▶ [Task inputs]:
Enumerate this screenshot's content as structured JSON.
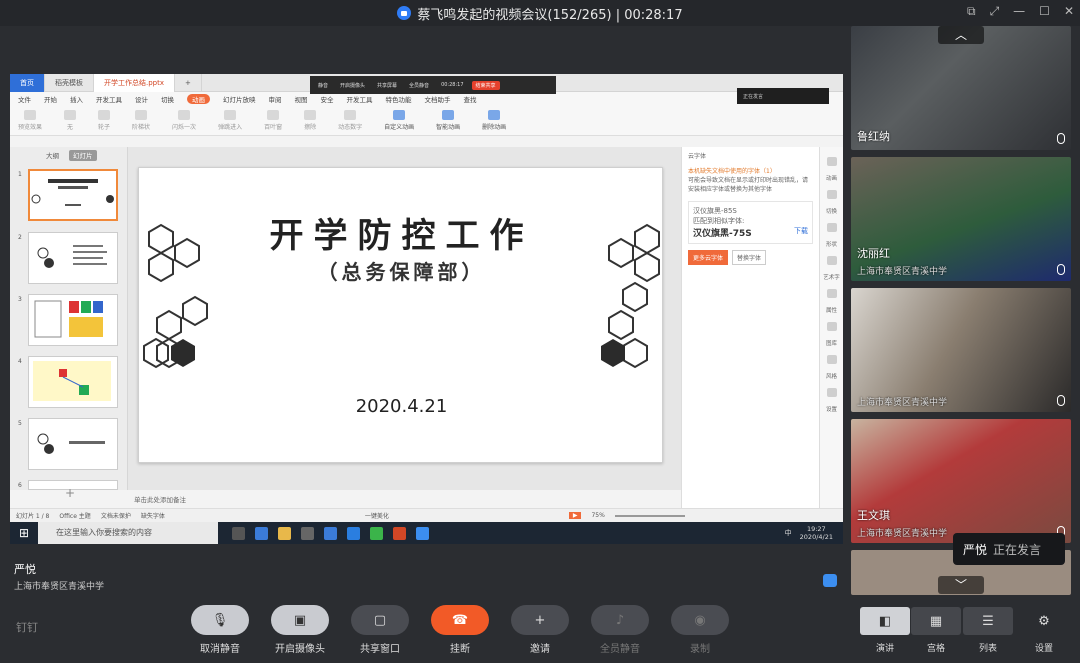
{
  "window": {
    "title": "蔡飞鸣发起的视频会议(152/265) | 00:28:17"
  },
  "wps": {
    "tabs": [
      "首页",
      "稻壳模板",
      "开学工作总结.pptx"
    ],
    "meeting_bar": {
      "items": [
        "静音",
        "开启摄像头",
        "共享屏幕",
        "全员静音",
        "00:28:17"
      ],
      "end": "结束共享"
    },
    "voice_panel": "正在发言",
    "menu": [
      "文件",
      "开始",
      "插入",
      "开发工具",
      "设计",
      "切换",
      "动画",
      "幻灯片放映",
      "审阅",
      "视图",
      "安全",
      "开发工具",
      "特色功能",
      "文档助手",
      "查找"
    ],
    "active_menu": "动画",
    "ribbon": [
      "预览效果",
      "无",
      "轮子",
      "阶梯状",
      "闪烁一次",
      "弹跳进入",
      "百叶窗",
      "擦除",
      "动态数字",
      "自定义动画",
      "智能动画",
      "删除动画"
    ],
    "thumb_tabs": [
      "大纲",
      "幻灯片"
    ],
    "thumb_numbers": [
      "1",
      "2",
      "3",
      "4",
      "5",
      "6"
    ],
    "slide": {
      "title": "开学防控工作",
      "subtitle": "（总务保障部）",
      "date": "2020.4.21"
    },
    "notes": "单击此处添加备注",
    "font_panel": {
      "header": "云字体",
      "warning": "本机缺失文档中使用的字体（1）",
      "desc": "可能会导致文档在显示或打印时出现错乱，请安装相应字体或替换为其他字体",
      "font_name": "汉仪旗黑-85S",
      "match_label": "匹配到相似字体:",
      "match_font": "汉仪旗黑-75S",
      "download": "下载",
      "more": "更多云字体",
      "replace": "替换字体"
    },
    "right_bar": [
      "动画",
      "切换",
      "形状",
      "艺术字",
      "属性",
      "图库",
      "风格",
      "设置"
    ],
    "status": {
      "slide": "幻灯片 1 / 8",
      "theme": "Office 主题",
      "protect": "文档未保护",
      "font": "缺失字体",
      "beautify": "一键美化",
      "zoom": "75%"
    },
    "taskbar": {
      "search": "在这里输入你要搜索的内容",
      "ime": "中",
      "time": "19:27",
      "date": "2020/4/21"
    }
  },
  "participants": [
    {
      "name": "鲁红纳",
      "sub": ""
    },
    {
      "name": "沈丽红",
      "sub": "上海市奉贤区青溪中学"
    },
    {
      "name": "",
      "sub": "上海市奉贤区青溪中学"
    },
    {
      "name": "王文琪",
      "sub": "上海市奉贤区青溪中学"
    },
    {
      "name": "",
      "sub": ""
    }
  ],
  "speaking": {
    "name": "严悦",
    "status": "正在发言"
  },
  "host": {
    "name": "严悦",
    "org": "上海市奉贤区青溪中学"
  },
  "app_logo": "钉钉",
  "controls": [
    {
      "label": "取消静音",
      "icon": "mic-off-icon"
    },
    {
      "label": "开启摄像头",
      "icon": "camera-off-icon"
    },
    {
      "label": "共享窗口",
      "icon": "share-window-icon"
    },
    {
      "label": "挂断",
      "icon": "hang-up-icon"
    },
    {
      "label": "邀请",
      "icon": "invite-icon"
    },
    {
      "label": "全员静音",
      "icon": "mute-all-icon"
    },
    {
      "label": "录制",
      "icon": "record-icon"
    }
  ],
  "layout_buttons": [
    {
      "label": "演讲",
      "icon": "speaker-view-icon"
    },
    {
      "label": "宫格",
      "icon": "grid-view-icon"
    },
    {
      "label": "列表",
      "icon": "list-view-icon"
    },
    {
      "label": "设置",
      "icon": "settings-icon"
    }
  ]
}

...

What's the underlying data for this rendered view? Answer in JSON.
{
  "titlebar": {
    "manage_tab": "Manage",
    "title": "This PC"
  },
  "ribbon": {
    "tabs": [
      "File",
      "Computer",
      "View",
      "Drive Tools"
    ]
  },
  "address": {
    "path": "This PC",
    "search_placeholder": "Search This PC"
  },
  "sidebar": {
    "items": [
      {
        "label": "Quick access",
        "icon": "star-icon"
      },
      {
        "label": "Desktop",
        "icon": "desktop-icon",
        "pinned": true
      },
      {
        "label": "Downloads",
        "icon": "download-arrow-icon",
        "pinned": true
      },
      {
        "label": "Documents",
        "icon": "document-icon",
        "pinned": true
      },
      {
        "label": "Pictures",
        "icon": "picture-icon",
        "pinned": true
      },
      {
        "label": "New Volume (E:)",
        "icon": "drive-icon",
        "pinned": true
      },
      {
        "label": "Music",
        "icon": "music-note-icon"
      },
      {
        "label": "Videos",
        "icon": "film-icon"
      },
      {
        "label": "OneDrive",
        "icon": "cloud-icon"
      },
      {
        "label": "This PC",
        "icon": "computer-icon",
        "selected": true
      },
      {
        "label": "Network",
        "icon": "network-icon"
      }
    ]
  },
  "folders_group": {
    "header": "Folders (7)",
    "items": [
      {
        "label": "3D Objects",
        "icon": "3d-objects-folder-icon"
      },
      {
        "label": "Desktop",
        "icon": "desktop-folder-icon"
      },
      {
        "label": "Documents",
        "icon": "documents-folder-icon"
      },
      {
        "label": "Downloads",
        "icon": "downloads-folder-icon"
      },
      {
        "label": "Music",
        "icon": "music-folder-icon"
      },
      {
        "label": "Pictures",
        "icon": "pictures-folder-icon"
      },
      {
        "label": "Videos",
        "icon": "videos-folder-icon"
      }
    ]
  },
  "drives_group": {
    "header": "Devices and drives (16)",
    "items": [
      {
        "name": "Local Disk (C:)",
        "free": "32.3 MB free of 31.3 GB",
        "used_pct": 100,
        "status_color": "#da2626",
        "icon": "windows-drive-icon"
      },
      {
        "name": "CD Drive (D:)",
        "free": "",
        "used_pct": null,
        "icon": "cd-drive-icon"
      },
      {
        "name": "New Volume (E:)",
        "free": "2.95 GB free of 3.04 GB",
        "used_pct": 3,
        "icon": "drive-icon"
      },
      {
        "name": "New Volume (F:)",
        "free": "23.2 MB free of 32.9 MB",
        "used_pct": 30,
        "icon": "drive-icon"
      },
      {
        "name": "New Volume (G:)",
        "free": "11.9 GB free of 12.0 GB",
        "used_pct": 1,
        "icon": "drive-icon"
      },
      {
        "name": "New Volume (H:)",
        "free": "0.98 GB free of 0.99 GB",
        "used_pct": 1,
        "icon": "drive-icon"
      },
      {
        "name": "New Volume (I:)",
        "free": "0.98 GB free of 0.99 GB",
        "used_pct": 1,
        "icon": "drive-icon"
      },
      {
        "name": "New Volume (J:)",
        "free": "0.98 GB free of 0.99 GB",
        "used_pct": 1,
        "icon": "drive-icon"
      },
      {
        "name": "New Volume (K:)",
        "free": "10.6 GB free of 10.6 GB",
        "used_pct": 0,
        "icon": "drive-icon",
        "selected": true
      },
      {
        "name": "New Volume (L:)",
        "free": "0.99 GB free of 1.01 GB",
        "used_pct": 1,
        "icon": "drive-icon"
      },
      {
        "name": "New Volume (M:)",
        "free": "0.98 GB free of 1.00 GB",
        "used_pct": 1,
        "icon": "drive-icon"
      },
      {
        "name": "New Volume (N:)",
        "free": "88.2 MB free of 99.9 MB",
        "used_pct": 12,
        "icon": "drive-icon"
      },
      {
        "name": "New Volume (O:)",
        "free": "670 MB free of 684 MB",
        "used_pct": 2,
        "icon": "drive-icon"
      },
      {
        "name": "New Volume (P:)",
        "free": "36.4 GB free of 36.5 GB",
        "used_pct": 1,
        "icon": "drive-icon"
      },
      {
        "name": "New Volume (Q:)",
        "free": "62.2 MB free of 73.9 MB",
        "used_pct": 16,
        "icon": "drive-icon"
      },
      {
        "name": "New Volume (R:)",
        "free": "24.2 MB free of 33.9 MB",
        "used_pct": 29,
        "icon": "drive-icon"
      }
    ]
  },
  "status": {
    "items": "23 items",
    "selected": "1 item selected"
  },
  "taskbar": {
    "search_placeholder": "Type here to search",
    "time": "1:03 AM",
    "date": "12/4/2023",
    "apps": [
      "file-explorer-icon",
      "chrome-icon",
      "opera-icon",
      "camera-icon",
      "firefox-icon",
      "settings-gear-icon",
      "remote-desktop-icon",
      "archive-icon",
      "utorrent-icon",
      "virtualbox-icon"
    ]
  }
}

▶ [Work required]:
How many of the lines above hold "settings"? Answer with only the number.

▶ [Output for this exercise]:
2